WHAT THE TASK REQUIRES:
State how many lines of the entries hold the string "digt", and output nothing but that count.

RECORDS SUPPLIED:
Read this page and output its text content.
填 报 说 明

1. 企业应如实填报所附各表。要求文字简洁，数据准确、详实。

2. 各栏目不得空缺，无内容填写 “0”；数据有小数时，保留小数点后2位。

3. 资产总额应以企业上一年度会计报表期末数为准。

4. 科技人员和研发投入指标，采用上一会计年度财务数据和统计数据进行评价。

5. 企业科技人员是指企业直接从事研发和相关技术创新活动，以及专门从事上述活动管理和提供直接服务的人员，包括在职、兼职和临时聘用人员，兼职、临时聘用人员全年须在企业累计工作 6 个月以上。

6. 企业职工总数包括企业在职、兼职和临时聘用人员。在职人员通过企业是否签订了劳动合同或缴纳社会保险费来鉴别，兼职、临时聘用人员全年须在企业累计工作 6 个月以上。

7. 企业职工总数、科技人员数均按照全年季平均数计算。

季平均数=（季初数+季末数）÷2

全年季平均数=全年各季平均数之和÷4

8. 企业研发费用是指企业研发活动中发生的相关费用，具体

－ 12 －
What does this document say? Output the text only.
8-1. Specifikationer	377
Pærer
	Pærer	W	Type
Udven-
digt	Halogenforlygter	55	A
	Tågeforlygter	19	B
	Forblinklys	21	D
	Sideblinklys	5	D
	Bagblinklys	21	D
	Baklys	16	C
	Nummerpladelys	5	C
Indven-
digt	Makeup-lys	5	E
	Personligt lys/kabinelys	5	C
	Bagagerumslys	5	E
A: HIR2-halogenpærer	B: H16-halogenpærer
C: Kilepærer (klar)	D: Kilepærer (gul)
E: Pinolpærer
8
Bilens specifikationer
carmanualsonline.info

RESULT OF THE EXERCISE:
2